======== ENTRIES SUPPLIED ========
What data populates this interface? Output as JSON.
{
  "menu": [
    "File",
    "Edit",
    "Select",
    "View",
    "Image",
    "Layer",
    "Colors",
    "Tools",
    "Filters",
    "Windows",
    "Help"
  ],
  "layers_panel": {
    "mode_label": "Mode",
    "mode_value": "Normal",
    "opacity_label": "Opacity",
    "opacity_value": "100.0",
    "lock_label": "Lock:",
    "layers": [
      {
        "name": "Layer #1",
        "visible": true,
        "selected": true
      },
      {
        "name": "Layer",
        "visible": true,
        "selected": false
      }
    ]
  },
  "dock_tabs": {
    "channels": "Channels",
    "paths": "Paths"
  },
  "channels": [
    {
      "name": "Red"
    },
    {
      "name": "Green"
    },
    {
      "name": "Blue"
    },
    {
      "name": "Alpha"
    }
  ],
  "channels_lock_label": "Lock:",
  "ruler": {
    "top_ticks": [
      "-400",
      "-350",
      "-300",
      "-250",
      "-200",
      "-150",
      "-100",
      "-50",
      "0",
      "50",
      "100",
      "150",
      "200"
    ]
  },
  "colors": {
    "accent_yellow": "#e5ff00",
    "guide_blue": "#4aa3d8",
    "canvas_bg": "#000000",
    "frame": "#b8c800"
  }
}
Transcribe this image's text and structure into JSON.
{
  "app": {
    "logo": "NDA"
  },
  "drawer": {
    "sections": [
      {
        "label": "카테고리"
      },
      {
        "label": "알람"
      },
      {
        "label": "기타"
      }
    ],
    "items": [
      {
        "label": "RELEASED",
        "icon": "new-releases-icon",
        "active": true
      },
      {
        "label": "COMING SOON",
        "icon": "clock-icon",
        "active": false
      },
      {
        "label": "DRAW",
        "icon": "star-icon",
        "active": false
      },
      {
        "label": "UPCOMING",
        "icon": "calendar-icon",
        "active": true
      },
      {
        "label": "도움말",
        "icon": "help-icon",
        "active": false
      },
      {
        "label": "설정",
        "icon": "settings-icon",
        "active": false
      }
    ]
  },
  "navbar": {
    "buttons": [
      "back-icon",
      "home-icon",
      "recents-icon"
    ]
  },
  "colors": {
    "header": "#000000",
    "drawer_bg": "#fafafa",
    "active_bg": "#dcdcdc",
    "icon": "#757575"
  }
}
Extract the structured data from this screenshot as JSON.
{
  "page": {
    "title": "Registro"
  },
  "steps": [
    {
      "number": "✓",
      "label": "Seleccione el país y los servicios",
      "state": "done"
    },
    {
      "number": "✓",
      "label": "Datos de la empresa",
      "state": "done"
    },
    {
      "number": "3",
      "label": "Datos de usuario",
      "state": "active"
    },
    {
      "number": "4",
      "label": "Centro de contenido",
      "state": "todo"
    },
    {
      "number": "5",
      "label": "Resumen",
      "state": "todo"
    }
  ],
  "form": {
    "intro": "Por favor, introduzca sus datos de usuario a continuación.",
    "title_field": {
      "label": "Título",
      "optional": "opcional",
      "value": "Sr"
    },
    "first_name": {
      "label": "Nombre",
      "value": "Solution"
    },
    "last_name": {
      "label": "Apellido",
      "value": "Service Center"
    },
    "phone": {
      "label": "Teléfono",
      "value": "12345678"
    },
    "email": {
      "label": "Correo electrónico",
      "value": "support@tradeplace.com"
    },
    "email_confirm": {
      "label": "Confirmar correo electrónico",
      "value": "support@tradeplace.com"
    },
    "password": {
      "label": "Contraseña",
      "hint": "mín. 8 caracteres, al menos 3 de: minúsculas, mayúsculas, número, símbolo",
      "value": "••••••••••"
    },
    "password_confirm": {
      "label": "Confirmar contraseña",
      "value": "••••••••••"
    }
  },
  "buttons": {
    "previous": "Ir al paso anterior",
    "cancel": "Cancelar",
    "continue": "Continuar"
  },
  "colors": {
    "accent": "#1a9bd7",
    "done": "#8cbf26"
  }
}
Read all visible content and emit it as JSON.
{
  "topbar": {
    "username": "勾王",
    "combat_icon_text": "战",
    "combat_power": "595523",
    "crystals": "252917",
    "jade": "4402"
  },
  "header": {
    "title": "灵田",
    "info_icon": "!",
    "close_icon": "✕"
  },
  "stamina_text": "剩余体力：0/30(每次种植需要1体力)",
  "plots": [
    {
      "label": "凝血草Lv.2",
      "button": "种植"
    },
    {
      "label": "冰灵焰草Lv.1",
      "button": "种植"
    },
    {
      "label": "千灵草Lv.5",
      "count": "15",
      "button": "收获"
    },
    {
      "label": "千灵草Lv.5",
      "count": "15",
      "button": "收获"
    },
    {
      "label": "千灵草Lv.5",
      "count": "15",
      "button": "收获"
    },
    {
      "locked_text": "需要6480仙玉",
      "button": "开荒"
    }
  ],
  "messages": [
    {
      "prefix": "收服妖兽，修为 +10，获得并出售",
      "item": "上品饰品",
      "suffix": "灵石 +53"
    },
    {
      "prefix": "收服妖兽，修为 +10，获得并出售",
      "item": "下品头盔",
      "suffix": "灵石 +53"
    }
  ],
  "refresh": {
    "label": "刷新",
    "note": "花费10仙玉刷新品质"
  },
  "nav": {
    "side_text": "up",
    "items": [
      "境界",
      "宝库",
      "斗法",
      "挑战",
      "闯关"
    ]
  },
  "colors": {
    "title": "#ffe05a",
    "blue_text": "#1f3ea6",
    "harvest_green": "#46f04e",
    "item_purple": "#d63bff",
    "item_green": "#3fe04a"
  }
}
========
Write the lines out exactly, from the one with "Read all visible content and emit it as JSON." down to the last line of the listing, and leave out all others.

Read all visible content and emit it as JSON.
{
  "topbar": {
    "username": "勾王",
    "combat_icon_text": "战",
    "combat_power": "595523",
    "crystals": "252917",
    "jade": "4402"
  },
  "header": {
    "title": "灵田",
    "info_icon": "!",
    "close_icon": "✕"
  },
  "stamina_text": "剩余体力：0/30(每次种植需要1体力)",
  "plots": [
    {
      "label": "凝血草Lv.2",
      "button": "种植"
    },
    {
      "label": "冰灵焰草Lv.1",
      "button": "种植"
    },
    {
      "label": "千灵草Lv.5",
      "count": "15",
      "button": "收获"
    },
    {
      "label": "千灵草Lv.5",
      "count": "15",
      "button": "收获"
    },
    {
      "label": "千灵草Lv.5",
      "count": "15",
      "button": "收获"
    },
    {
      "locked_text": "需要6480仙玉",
      "button": "开荒"
    }
  ],
  "messages": [
    {
      "prefix": "收服妖兽，修为 +10，获得并出售",
      "item": "上品饰品",
      "suffix": "灵石 +53"
    },
    {
      "prefix": "收服妖兽，修为 +10，获得并出售",
      "item": "下品头盔",
      "suffix": "灵石 +53"
    }
  ],
  "refresh": {
    "label": "刷新",
    "note": "花费10仙玉刷新品质"
  },
  "nav": {
    "side_text": "up",
    "items": [
      "境界",
      "宝库",
      "斗法",
      "挑战",
      "闯关"
    ]
  },
  "colors": {
    "title": "#ffe05a",
    "blue_text": "#1f3ea6",
    "harvest_green": "#46f04e",
    "item_purple": "#d63bff",
    "item_green": "#3fe04a"
  }
}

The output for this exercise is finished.